#### [Extracted records]

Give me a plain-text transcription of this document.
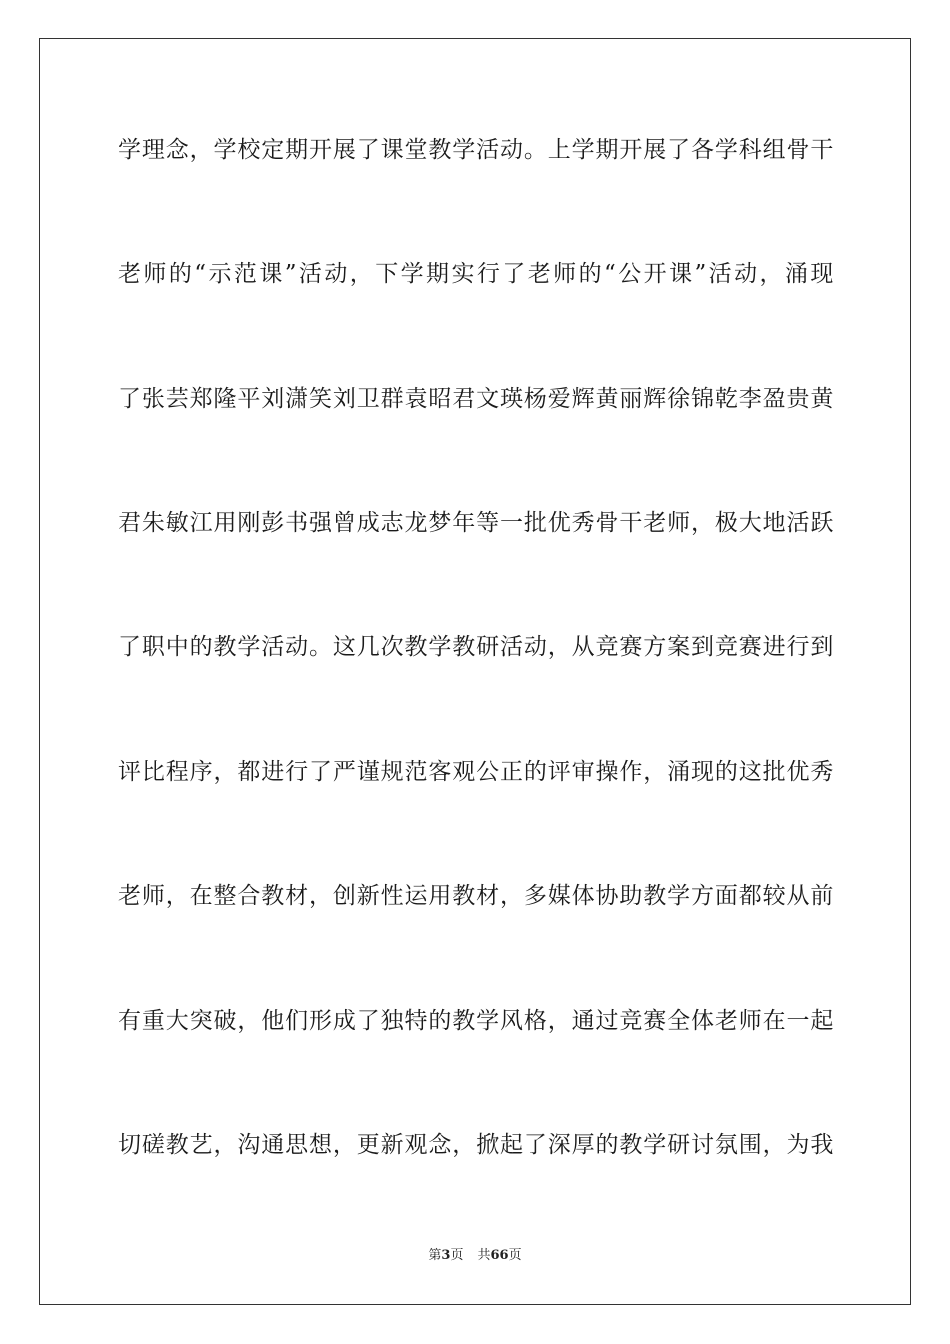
学理念，学校定期开展了课堂教学活动。上学期开展了各学科组骨干
老师的“示范课”活动，下学期实行了老师的“公开课”活动，涌现
了张芸郑隆平刘潇笑刘卫群袁昭君文瑛杨爱辉黄丽辉徐锦乾李盈贵黄
君朱敏江用刚彭书强曾成志龙梦年等一批优秀骨干老师，极大地活跃
了职中的教学活动。这几次教学教研活动，从竞赛方案到竞赛进行到
评比程序，都进行了严谨规范客观公正的评审操作，涌现的这批优秀
老师，在整合教材，创新性运用教材，多媒体协助教学方面都较从前
有重大突破，他们形成了独特的教学风格，通过竞赛全体老师在一起
切磋教艺，沟通思想，更新观念，掀起了深厚的教学研讨氛围，为我
第3页 共66页
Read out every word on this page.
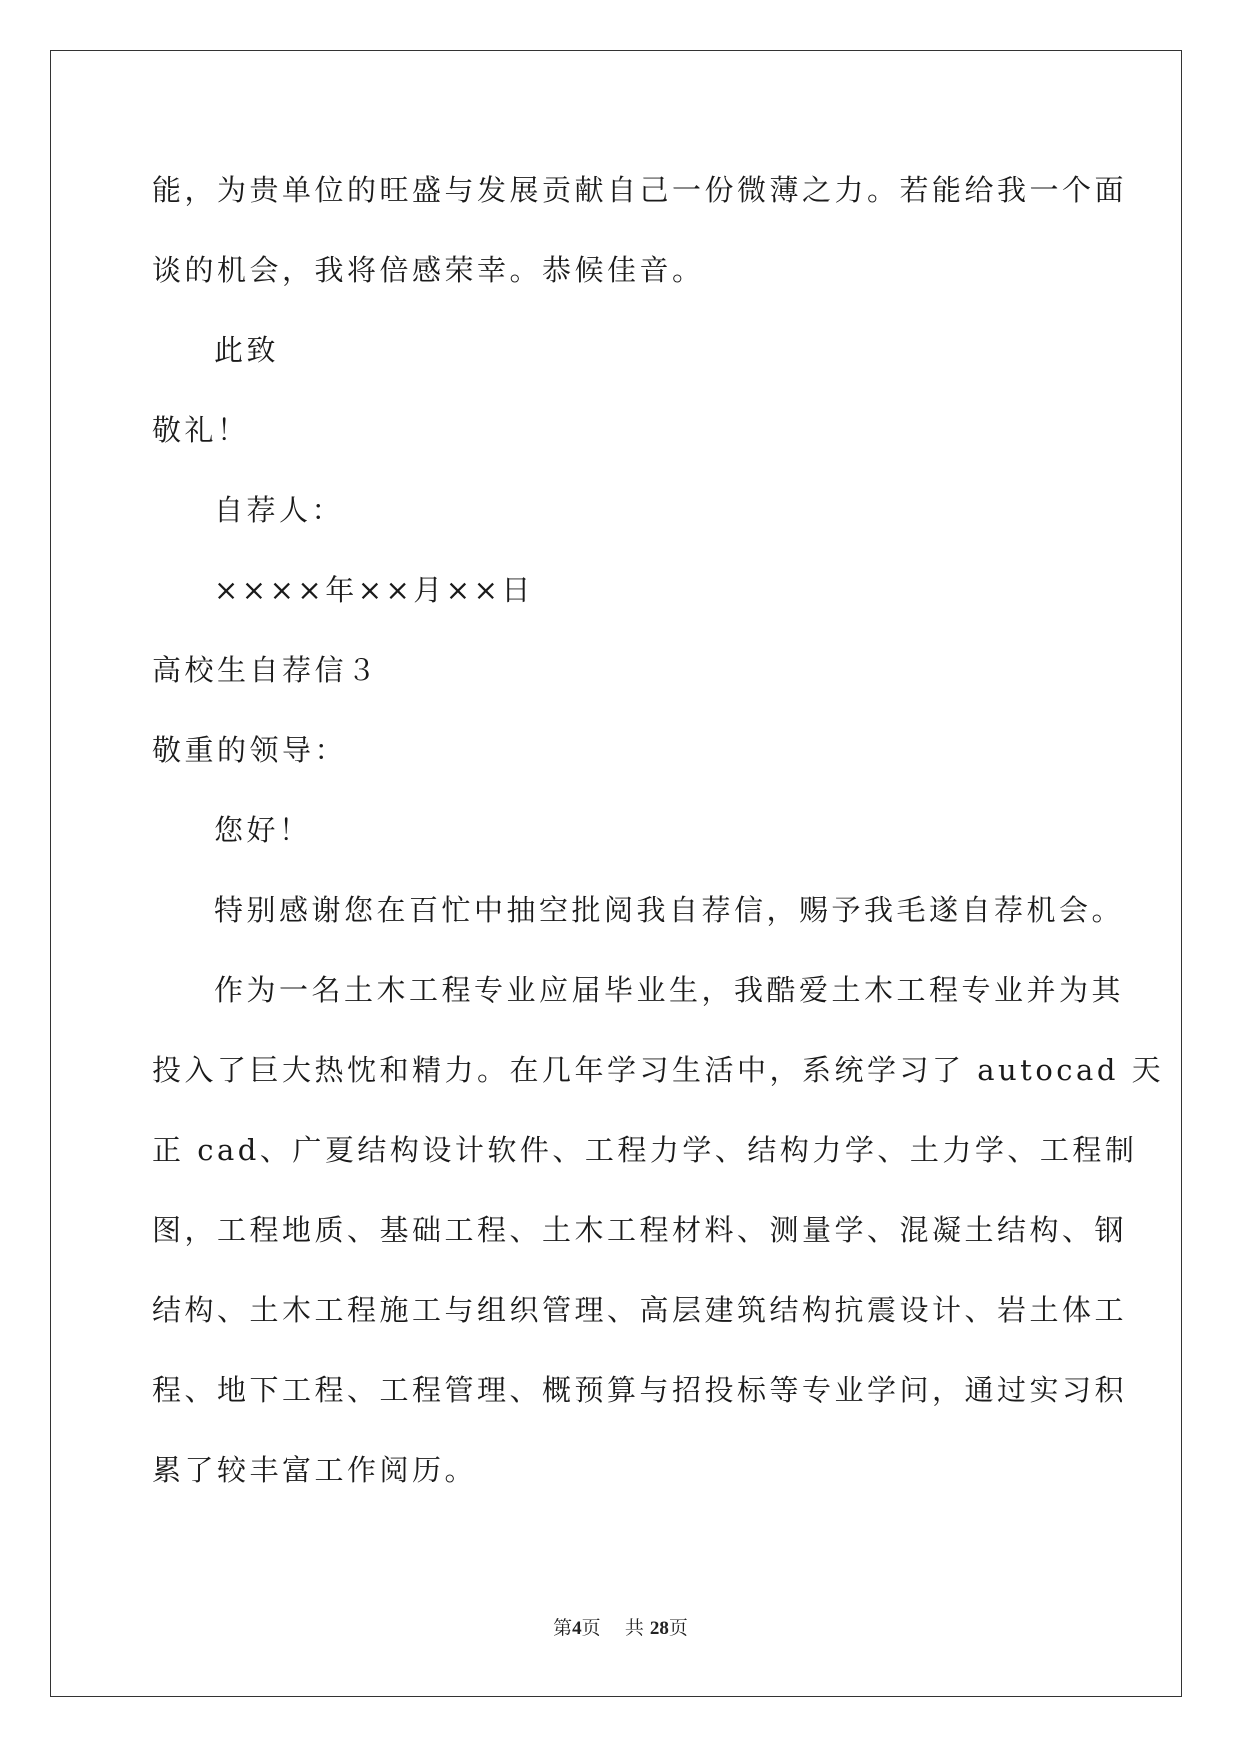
能，为贵单位的旺盛与发展贡献自己一份微薄之力。若能给我一个面
谈的机会，我将倍感荣幸。恭候佳音。
此致
敬礼！
自荐人：
××××年××月××日
高校生自荐信３
敬重的领导：
您好！
特别感谢您在百忙中抽空批阅我自荐信，赐予我毛遂自荐机会。
作为一名土木工程专业应届毕业生，我酷爱土木工程专业并为其
投入了巨大热忱和精力。在几年学习生活中，系统学习了 autocad 天
正 cad、广夏结构设计软件、工程力学、结构力学、土力学、工程制
图，工程地质、基础工程、土木工程材料、测量学、混凝土结构、钢
结构、土木工程施工与组织管理、高层建筑结构抗震设计、岩土体工
程、地下工程、工程管理、概预算与招投标等专业学问，通过实习积
累了较丰富工作阅历。
第4页 共 28页
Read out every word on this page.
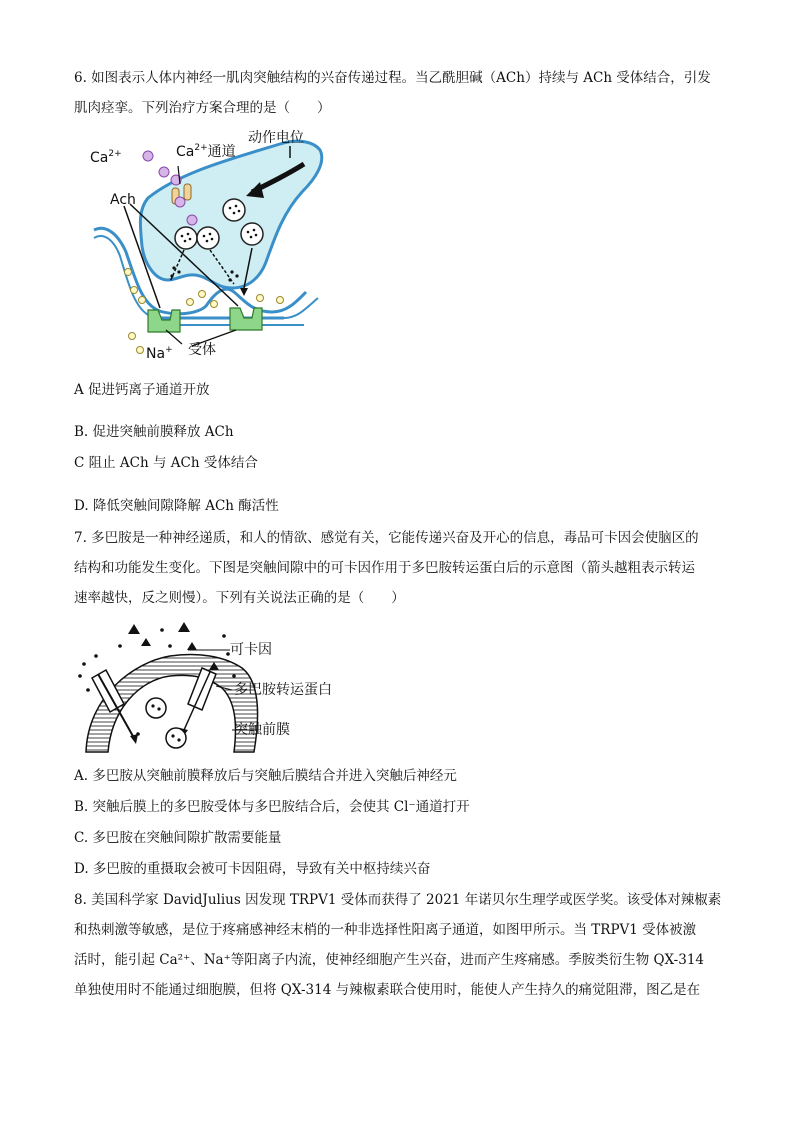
6. 如图表示人体内神经一肌肉突触结构的兴奋传递过程。当乙酰胆碱（ACh）持续与 ACh 受体结合，引发
肌肉痉挛。下列治疗方案合理的是（　　）
$Ca^{2+}$	$Ca^{2+}$通道
动作电位
Ach
Na+ 受体
A 促进钙离子通道开放
B. 促进突触前膜释放 ACh
C 阻止 ACh 与 ACh 受体结合
D. 降低突触间隙降解 ACh 酶活性
7. 多巴胺是一种神经递质，和人的情欲、感觉有关，它能传递兴奋及开心的信息，毒品可卡因会使脑区的
结构和功能发生变化。下图是突触间隙中的可卡因作用于多巴胺转运蛋白后的示意图（箭头越粗表示转运
速率越快，反之则慢）。下列有关说法正确的是（　　）
可卡因
多巴胺转运蛋白
突触前膜
A. 多巴胺从突触前膜释放后与突触后膜结合并进入突触后神经元
B. 突触后膜上的多巴胺受体与多巴胺结合后，会使其 Cl⁻通道打开
C. 多巴胺在突触间隙扩散需要能量
D. 多巴胺的重摄取会被可卡因阻碍，导致有关中枢持续兴奋
8. 美国科学家 DavidJulius 因发现 TRPV1 受体而获得了 2021 年诺贝尔生理学或医学奖。该受体对辣椒素
和热刺激等敏感，是位于疼痛感神经末梢的一种非选择性阳离子通道，如图甲所示。当 TRPV1 受体被激
活时，能引起 Ca²⁺、Na⁺等阳离子内流，使神经细胞产生兴奋，进而产生疼痛感。季胺类衍生物 QX-314
单独使用时不能通过细胞膜，但将 QX-314 与辣椒素联合使用时，能使人产生持久的痛觉阻滞，图乙是在
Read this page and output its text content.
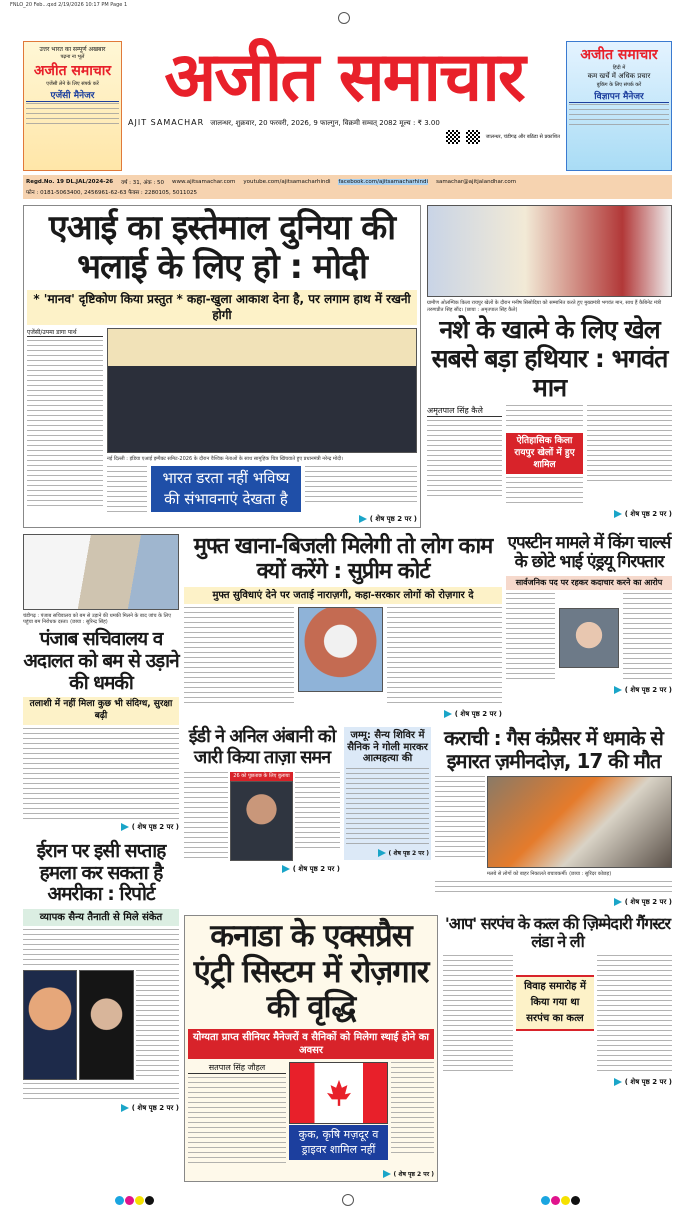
FNLO_20 Feb...qxd 2/19/2026 10:17 PM Page 1
उत्तर भारत का सम्पूर्ण अखबार
पढ़ना ना भूलें
अजीत समाचार
एजेंसी लेने के लिए संपर्क करें
एजेंसी मैनेजर	अजीत समाचार
AJIT SAMACHAR जालन्धर, शुक्रवार, 20 फरवरी, 2026, 9 फाल्गुन, विक्रमी सम्वत् 2082 मूल्य : ₹ 3.00
जालन्धर, चंडीगढ़ और बठिंडा से प्रकाशित
अजीत समाचार
हिंदी में
कम खर्चे में अधिक प्रचार
बुकिंग के लिए संपर्क करें
विज्ञापन मैनेजर
Regd.No. 19 DL.JAL/2024-26 वर्ष : 31, अंक : 50 www.ajitsamachar.com youtube.com/ajitsamacharhindi facebook.com/ajitsamacharhindi samachar@ajitjalandhar.com
फोन : 0181-5063400, 2456961-62-63 फैक्स : 2280105, 5011025
एआई का इस्तेमाल दुनिया की भलाई के लिए हो : मोदी
* 'मानव' दृष्टिकोण किया प्रस्तुत * कहा-खुला आकाश देना है, पर लगाम हाथ में रखनी होगी
एजेंसी/उपमा डागा पार्थ
नई दिल्ली : इंडिया एआई इम्पैक्ट समिट-2026 के दौरान वैश्विक नेताओं के साथ सामूहिक चित्र खिंचवाते हुए प्रधानमंत्री नरेन्द्र मोदी।
भारत डरता नहीं भविष्य की संभावनाएं देखता है
( शेष पृष्ठ 2 पर )
ग्रामीण ओलम्पिक किला रायपुर खेलों के दौरान मनीष सिसोदिया को सम्मानित करते हुए मुख्यमंत्री भगवंत मान, साथ हैं कैबिनेट मंत्री तरुणप्रीत सिंह सौंद। (छाया : अमृतपाल सिंह कैले)
नशे के खात्मे के लिए खेल सबसे बड़ा हथियार : भगवंत मान
अमृतपाल सिंह कैले
ऐतिहासिक किला रायपुर खेलों में हुए शामिल
( शेष पृष्ठ 2 पर )
चंडीगढ़ : पंजाब सचिवालय को बम से उड़ाने की धमकी मिलने के बाद जांच के लिए पहुंचा बम निरोधक दस्ता। (छाया : सुरिन्द्र सिंह)
पंजाब सचिवालय व अदालत को बम से उड़ाने की धमकी
तलाशी में नहीं मिला कुछ भी संदिग्ध, सुरक्षा बढ़ी
( शेष पृष्ठ 2 पर )
ईरान पर इसी सप्ताह हमला कर सकता है अमरीका : रिपोर्ट
व्यापक सैन्य तैनाती से मिले संकेत
( शेष पृष्ठ 2 पर )
मुफ्त खाना-बिजली मिलेगी तो लोग काम क्यों करेंगे : सुप्रीम कोर्ट
मुफ्त सुविधाएं देने पर जताई नाराज़गी, कहा-सरकार लोगों को रोज़गार दे
( शेष पृष्ठ 2 पर )
एपस्टीन मामले में किंग चार्ल्स के छोटे भाई एंड्रयू गिरफ्तार
सार्वजनिक पद पर रहकर कदाचार करने का आरोप
( शेष पृष्ठ 2 पर )
ईडी ने अनिल अंबानी को जारी किया ताज़ा समन
26 को पूछताछ के लिए बुलाया
( शेष पृष्ठ 2 पर )
जम्मू: सैन्य शिविर में सैनिक ने गोली मारकर आत्महत्या की
( शेष पृष्ठ 2 पर )
कराची : गैस कंप्रैसर में धमाके से इमारत ज़मीनदोज़, 17 की मौत
मलबे से लोगों को बाहर निकालते बचावकर्मी। (छाया : सुरिंदर कोछड़)
( शेष पृष्ठ 2 पर )
कनाडा के एक्सप्रैस एंट्री सिस्टम में रोज़गार की वृद्धि
योग्यता प्राप्त सीनियर मैनेजरों व सैनिकों को मिलेगा स्थाई होने का अवसर
सतपाल सिंह जौहल
कुक, कृषि मज़दूर व ड्राइवर शामिल नहीं
( शेष पृष्ठ 2 पर )
'आप' सरपंच के कत्ल की ज़िम्मेदारी गैंगस्टर लंडा ने ली
विवाह समारोह में किया गया था सरपंच का कत्ल
( शेष पृष्ठ 2 पर )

#### [Exercise objective]
Transcribe the full listing character for character. Pictures are excluded.

#### [Exercise solution]
Give me a plain-text transcription of this document.
学理念，学校定期开展了课堂教学活动。上学期开展了各学科组骨干
老师的“示范课”活动，下学期实行了老师的“公开课”活动，涌现
了张芸郑隆平刘潇笑刘卫群袁昭君文瑛杨爱辉黄丽辉徐锦乾李盈贵黄
君朱敏江用刚彭书强曾成志龙梦年等一批优秀骨干老师，极大地活跃
了职中的教学活动。这几次教学教研活动，从竞赛方案到竞赛进行到
评比程序，都进行了严谨规范客观公正的评审操作，涌现的这批优秀
老师，在整合教材，创新性运用教材，多媒体协助教学方面都较从前
有重大突破，他们形成了独特的教学风格，通过竞赛全体老师在一起
切磋教艺，沟通思想，更新观念，掀起了深厚的教学研讨氛围，为我
第3页 共66页
Read out every word on this page.
能，为贵单位的旺盛与发展贡献自己一份微薄之力。若能给我一个面
谈的机会，我将倍感荣幸。恭候佳音。
此致
敬礼！
自荐人：
××××年××月××日
高校生自荐信３
敬重的领导：
您好！
特别感谢您在百忙中抽空批阅我自荐信，赐予我毛遂自荐机会。
作为一名土木工程专业应届毕业生，我酷爱土木工程专业并为其
投入了巨大热忱和精力。在几年学习生活中，系统学习了 autocad 天
正 cad、广夏结构设计软件、工程力学、结构力学、土力学、工程制
图，工程地质、基础工程、土木工程材料、测量学、混凝土结构、钢
结构、土木工程施工与组织管理、高层建筑结构抗震设计、岩土体工
程、地下工程、工程管理、概预算与招投标等专业学问，通过实习积
累了较丰富工作阅历。
第4页 共 28页
Read out every word on this page.
6. 如图表示人体内神经一肌肉突触结构的兴奋传递过程。当乙酰胆碱（ACh）持续与 ACh 受体结合，引发
肌肉痉挛。下列治疗方案合理的是（　　）
$Ca^{2+}$	$Ca^{2+}$通道
动作电位
Ach
Na+ 受体
A 促进钙离子通道开放
B. 促进突触前膜释放 ACh
C 阻止 ACh 与 ACh 受体结合
D. 降低突触间隙降解 ACh 酶活性
7. 多巴胺是一种神经递质，和人的情欲、感觉有关，它能传递兴奋及开心的信息，毒品可卡因会使脑区的
结构和功能发生变化。下图是突触间隙中的可卡因作用于多巴胺转运蛋白后的示意图（箭头越粗表示转运
速率越快，反之则慢）。下列有关说法正确的是（　　）
可卡因
多巴胺转运蛋白
突触前膜
A. 多巴胺从突触前膜释放后与突触后膜结合并进入突触后神经元
B. 突触后膜上的多巴胺受体与多巴胺结合后，会使其 Cl⁻通道打开
C. 多巴胺在突触间隙扩散需要能量
D. 多巴胺的重摄取会被可卡因阻碍，导致有关中枢持续兴奋
8. 美国科学家 DavidJulius 因发现 TRPV1 受体而获得了 2021 年诺贝尔生理学或医学奖。该受体对辣椒素
和热刺激等敏感，是位于疼痛感神经末梢的一种非选择性阳离子通道，如图甲所示。当 TRPV1 受体被激
活时，能引起 Ca²⁺、Na⁺等阳离子内流，使神经细胞产生兴奋，进而产生疼痛感。季胺类衍生物 QX-314
单独使用时不能通过细胞膜，但将 QX-314 与辣椒素联合使用时，能使人产生持久的痛觉阻滞，图乙是在
Read this page and output its text content.
FNLO_20 Feb...qxd 2/19/2026 10:17 PM Page 1
उत्तर भारत का सम्पूर्ण अखबार
पढ़ना ना भूलें
अजीत समाचार
एजेंसी लेने के लिए संपर्क करें
एजेंसी मैनेजर	अजीत समाचार
AJIT SAMACHAR जालन्धर, शुक्रवार, 20 फरवरी, 2026, 9 फाल्गुन, विक्रमी सम्वत् 2082 मूल्य : ₹ 3.00
जालन्धर, चंडीगढ़ और बठिंडा से प्रकाशित
अजीत समाचार
हिंदी में
कम खर्चे में अधिक प्रचार
बुकिंग के लिए संपर्क करें
विज्ञापन मैनेजर
Regd.No. 19 DL.JAL/2024-26 वर्ष : 31, अंक : 50 www.ajitsamachar.com youtube.com/ajitsamacharhindi facebook.com/ajitsamacharhindi samachar@ajitjalandhar.com
फोन : 0181-5063400, 2456961-62-63 फैक्स : 2280105, 5011025
एआई का इस्तेमाल दुनिया की भलाई के लिए हो : मोदी
* 'मानव' दृष्टिकोण किया प्रस्तुत * कहा-खुला आकाश देना है, पर लगाम हाथ में रखनी होगी
एजेंसी/उपमा डागा पार्थ
नई दिल्ली : इंडिया एआई इम्पैक्ट समिट-2026 के दौरान वैश्विक नेताओं के साथ सामूहिक चित्र खिंचवाते हुए प्रधानमंत्री नरेन्द्र मोदी।
भारत डरता नहीं भविष्य की संभावनाएं देखता है
( शेष पृष्ठ 2 पर )
ग्रामीण ओलम्पिक किला रायपुर खेलों के दौरान मनीष सिसोदिया को सम्मानित करते हुए मुख्यमंत्री भगवंत मान, साथ हैं कैबिनेट मंत्री तरुणप्रीत सिंह सौंद। (छाया : अमृतपाल सिंह कैले)
नशे के खात्मे के लिए खेल सबसे बड़ा हथियार : भगवंत मान
अमृतपाल सिंह कैले
ऐतिहासिक किला रायपुर खेलों में हुए शामिल
( शेष पृष्ठ 2 पर )
चंडीगढ़ : पंजाब सचिवालय को बम से उड़ाने की धमकी मिलने के बाद जांच के लिए पहुंचा बम निरोधक दस्ता। (छाया : सुरिन्द्र सिंह)
पंजाब सचिवालय व अदालत को बम से उड़ाने की धमकी
तलाशी में नहीं मिला कुछ भी संदिग्ध, सुरक्षा बढ़ी
( शेष पृष्ठ 2 पर )
ईरान पर इसी सप्ताह हमला कर सकता है अमरीका : रिपोर्ट
व्यापक सैन्य तैनाती से मिले संकेत
( शेष पृष्ठ 2 पर )
मुफ्त खाना-बिजली मिलेगी तो लोग काम क्यों करेंगे : सुप्रीम कोर्ट
मुफ्त सुविधाएं देने पर जताई नाराज़गी, कहा-सरकार लोगों को रोज़गार दे
( शेष पृष्ठ 2 पर )
एपस्टीन मामले में किंग चार्ल्स के छोटे भाई एंड्रयू गिरफ्तार
सार्वजनिक पद पर रहकर कदाचार करने का आरोप
( शेष पृष्ठ 2 पर )
ईडी ने अनिल अंबानी को जारी किया ताज़ा समन
26 को पूछताछ के लिए बुलाया
( शेष पृष्ठ 2 पर )
जम्मू: सैन्य शिविर में सैनिक ने गोली मारकर आत्महत्या की
( शेष पृष्ठ 2 पर )
कराची : गैस कंप्रैसर में धमाके से इमारत ज़मीनदोज़, 17 की मौत
मलबे से लोगों को बाहर निकालते बचावकर्मी। (छाया : सुरिंदर कोछड़)
( शेष पृष्ठ 2 पर )
कनाडा के एक्सप्रैस एंट्री सिस्टम में रोज़गार की वृद्धि
योग्यता प्राप्त सीनियर मैनेजरों व सैनिकों को मिलेगा स्थाई होने का अवसर
सतपाल सिंह जौहल
कुक, कृषि मज़दूर व ड्राइवर शामिल नहीं
( शेष पृष्ठ 2 पर )
'आप' सरपंच के कत्ल की ज़िम्मेदारी गैंगस्टर लंडा ने ली
विवाह समारोह में किया गया था सरपंच का कत्ल
( शेष पृष्ठ 2 पर )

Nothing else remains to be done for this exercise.